### Task to carry out
Gather every line holding the string "отборе".

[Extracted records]
::::::

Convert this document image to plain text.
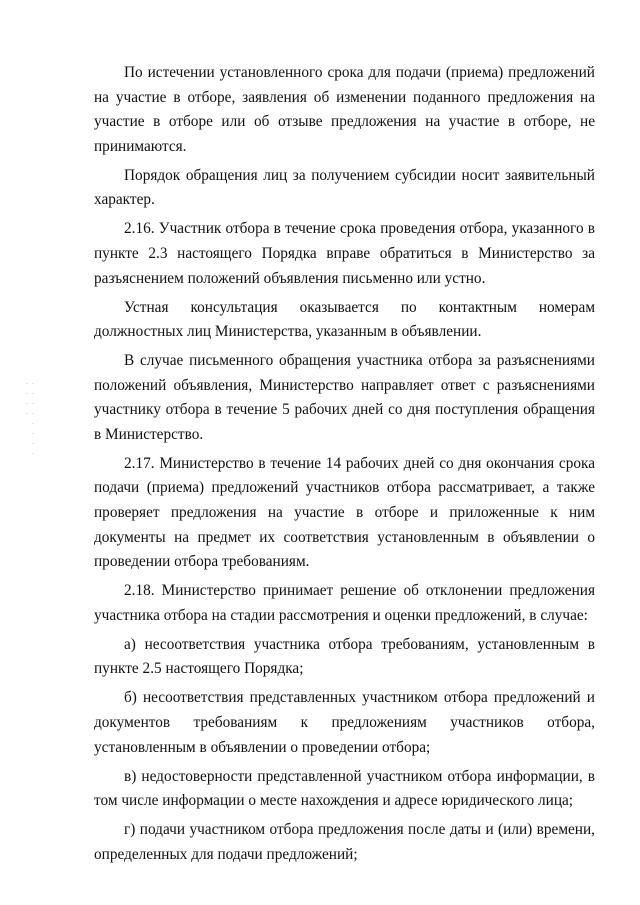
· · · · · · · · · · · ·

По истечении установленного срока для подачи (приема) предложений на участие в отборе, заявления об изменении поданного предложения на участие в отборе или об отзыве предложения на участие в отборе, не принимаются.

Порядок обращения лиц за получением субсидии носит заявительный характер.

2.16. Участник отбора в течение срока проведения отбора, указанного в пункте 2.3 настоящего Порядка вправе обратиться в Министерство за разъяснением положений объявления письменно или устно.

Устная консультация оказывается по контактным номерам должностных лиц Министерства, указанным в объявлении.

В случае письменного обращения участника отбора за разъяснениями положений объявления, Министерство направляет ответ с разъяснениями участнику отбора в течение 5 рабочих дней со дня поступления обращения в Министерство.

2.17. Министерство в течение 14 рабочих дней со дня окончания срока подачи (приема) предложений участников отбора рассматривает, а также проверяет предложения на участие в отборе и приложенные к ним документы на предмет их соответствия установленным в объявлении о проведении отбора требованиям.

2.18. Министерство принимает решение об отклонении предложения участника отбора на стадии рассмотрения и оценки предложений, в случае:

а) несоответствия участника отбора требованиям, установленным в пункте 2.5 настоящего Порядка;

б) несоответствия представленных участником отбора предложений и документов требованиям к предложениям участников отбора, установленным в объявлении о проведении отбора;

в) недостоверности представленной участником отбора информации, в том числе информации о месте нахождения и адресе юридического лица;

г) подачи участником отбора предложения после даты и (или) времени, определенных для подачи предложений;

::::::

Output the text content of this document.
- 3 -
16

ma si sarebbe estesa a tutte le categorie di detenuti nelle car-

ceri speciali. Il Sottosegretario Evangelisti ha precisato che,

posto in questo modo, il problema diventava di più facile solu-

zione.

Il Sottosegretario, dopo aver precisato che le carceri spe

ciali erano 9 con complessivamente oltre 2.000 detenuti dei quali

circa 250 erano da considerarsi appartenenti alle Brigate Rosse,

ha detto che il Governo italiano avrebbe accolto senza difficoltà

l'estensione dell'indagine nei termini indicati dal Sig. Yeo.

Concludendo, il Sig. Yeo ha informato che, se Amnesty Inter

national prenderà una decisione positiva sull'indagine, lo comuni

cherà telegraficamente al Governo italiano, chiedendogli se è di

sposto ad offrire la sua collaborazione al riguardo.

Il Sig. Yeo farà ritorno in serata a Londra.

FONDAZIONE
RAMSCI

::::::

### Result for this task
По истечении установленного срока для подачи (приема) предложений на участие в отборе, заявления об изменении поданного предложения на участие в отборе или об отзыве предложения на участие в отборе, не принимаются.
2.17. Министерство в течение 14 рабочих дней со дня окончания срока подачи (приема) предложений участников отбора рассматривает, а также проверяет предложения на участие в отборе и приложенные к ним документы на предмет их соответствия установленным в объявлении о проведении отбора требованиям.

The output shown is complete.